══ Supplied data
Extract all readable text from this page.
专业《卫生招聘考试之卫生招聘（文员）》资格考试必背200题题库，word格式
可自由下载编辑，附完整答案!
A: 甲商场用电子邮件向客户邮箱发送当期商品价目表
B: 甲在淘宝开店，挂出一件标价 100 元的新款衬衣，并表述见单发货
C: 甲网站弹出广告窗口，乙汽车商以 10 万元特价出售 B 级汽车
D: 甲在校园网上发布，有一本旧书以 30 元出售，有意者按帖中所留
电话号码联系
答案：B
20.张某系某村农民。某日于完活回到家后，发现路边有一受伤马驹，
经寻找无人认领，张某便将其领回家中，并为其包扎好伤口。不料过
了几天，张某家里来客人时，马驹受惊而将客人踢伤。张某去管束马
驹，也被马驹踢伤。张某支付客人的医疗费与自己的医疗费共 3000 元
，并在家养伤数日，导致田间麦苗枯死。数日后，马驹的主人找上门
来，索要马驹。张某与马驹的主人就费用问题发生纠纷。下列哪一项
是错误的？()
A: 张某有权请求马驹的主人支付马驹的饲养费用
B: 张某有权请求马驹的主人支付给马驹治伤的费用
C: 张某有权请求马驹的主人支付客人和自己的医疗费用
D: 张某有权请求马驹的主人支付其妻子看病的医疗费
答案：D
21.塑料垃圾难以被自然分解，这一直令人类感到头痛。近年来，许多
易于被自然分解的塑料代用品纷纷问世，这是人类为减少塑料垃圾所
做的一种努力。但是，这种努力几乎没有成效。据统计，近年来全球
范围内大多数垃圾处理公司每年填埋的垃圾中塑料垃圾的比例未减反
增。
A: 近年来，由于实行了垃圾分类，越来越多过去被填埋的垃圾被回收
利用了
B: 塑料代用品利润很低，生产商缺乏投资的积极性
════
▶ _Challenge_: All the entries above need to be reproduced exactly.

▶ _Task solution_:
Extract all readable text from this page.
专业《卫生招聘考试之卫生招聘（文员）》资格考试必背200题题库，word格式
可自由下载编辑，附完整答案!
A: 甲商场用电子邮件向客户邮箱发送当期商品价目表
B: 甲在淘宝开店，挂出一件标价 100 元的新款衬衣，并表述见单发货
C: 甲网站弹出广告窗口，乙汽车商以 10 万元特价出售 B 级汽车
D: 甲在校园网上发布，有一本旧书以 30 元出售，有意者按帖中所留
电话号码联系
答案：B
20.张某系某村农民。某日于完活回到家后，发现路边有一受伤马驹，
经寻找无人认领，张某便将其领回家中，并为其包扎好伤口。不料过
了几天，张某家里来客人时，马驹受惊而将客人踢伤。张某去管束马
驹，也被马驹踢伤。张某支付客人的医疗费与自己的医疗费共 3000 元
，并在家养伤数日，导致田间麦苗枯死。数日后，马驹的主人找上门
来，索要马驹。张某与马驹的主人就费用问题发生纠纷。下列哪一项
是错误的？()
A: 张某有权请求马驹的主人支付马驹的饲养费用
B: 张某有权请求马驹的主人支付给马驹治伤的费用
C: 张某有权请求马驹的主人支付客人和自己的医疗费用
D: 张某有权请求马驹的主人支付其妻子看病的医疗费
答案：D
21.塑料垃圾难以被自然分解，这一直令人类感到头痛。近年来，许多
易于被自然分解的塑料代用品纷纷问世，这是人类为减少塑料垃圾所
做的一种努力。但是，这种努力几乎没有成效。据统计，近年来全球
范围内大多数垃圾处理公司每年填埋的垃圾中塑料垃圾的比例未减反
增。
A: 近年来，由于实行了垃圾分类，越来越多过去被填埋的垃圾被回收
利用了
B: 塑料代用品利润很低，生产商缺乏投资的积极性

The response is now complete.